| EXERCISE DIRECTIONS |
Copy all of the material below exactly.

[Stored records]

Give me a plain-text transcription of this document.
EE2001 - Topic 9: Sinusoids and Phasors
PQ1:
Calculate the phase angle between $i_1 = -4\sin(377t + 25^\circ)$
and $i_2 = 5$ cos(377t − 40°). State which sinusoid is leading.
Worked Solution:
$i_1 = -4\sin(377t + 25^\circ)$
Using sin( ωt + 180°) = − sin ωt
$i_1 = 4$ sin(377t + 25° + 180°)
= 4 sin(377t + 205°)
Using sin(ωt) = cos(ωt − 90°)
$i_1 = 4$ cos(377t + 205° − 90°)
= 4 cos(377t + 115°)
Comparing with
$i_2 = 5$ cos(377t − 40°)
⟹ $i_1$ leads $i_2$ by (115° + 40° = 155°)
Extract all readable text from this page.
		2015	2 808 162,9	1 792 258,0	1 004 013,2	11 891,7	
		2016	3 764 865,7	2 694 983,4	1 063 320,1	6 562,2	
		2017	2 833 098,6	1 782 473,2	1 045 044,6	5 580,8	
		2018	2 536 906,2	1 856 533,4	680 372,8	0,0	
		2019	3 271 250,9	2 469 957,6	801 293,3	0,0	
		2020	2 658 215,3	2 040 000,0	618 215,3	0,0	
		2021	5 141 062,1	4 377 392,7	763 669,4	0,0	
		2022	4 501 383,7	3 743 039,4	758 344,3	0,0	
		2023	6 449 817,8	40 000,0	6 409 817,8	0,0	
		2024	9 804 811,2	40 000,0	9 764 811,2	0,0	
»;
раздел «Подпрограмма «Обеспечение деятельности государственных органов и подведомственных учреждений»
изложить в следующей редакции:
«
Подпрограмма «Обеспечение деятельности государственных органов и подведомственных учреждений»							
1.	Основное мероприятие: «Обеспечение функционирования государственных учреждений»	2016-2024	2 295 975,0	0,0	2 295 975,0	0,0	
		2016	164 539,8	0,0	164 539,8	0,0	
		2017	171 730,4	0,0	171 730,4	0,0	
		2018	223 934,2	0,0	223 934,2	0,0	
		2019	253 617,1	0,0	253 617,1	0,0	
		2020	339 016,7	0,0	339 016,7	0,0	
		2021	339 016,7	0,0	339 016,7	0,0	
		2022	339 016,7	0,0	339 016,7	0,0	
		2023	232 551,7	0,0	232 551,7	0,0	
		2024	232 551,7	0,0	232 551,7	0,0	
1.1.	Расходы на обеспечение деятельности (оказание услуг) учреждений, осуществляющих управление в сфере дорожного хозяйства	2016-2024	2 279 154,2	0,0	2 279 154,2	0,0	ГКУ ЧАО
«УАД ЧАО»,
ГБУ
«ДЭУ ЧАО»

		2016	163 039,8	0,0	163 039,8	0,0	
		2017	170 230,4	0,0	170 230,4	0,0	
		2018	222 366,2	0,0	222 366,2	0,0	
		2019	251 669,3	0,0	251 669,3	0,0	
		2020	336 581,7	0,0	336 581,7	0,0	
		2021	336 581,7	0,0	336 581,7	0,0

| EXPECTED ANSWER |
Give me a plain-text transcription of this document.
EE2001 - Topic 9: Sinusoids and Phasors
PQ1:
Calculate the phase angle between $i_1 = -4\sin(377t + 25^\circ)$
and $i_2 = 5$ cos(377t − 40°). State which sinusoid is leading.
Worked Solution:
$i_1 = -4\sin(377t + 25^\circ)$
Using sin( ωt + 180°) = − sin ωt
$i_1 = 4$ sin(377t + 25° + 180°)
= 4 sin(377t + 205°)
Using sin(ωt) = cos(ωt − 90°)
$i_1 = 4$ cos(377t + 205° − 90°)
= 4 cos(377t + 115°)
Comparing with
$i_2 = 5$ cos(377t − 40°)
⟹ $i_1$ leads $i_2$ by (115° + 40° = 155°)
Extract all readable text from this page.
		2015	2 808 162,9	1 792 258,0	1 004 013,2	11 891,7	
		2016	3 764 865,7	2 694 983,4	1 063 320,1	6 562,2	
		2017	2 833 098,6	1 782 473,2	1 045 044,6	5 580,8	
		2018	2 536 906,2	1 856 533,4	680 372,8	0,0	
		2019	3 271 250,9	2 469 957,6	801 293,3	0,0	
		2020	2 658 215,3	2 040 000,0	618 215,3	0,0	
		2021	5 141 062,1	4 377 392,7	763 669,4	0,0	
		2022	4 501 383,7	3 743 039,4	758 344,3	0,0	
		2023	6 449 817,8	40 000,0	6 409 817,8	0,0	
		2024	9 804 811,2	40 000,0	9 764 811,2	0,0	
»;
раздел «Подпрограмма «Обеспечение деятельности государственных органов и подведомственных учреждений»
изложить в следующей редакции:
«
Подпрограмма «Обеспечение деятельности государственных органов и подведомственных учреждений»							
1.	Основное мероприятие: «Обеспечение функционирования государственных учреждений»	2016-2024	2 295 975,0	0,0	2 295 975,0	0,0	
		2016	164 539,8	0,0	164 539,8	0,0	
		2017	171 730,4	0,0	171 730,4	0,0	
		2018	223 934,2	0,0	223 934,2	0,0	
		2019	253 617,1	0,0	253 617,1	0,0	
		2020	339 016,7	0,0	339 016,7	0,0	
		2021	339 016,7	0,0	339 016,7	0,0	
		2022	339 016,7	0,0	339 016,7	0,0	
		2023	232 551,7	0,0	232 551,7	0,0	
		2024	232 551,7	0,0	232 551,7	0,0	
1.1.	Расходы на обеспечение деятельности (оказание услуг) учреждений, осуществляющих управление в сфере дорожного хозяйства	2016-2024	2 279 154,2	0,0	2 279 154,2	0,0	ГКУ ЧАО
«УАД ЧАО»,
ГБУ
«ДЭУ ЧАО»

		2016	163 039,8	0,0	163 039,8	0,0	
		2017	170 230,4	0,0	170 230,4	0,0	
		2018	222 366,2	0,0	222 366,2	0,0	
		2019	251 669,3	0,0	251 669,3	0,0	
		2020	336 581,7	0,0	336 581,7	0,0	
		2021	336 581,7	0,0	336 581,7	0,0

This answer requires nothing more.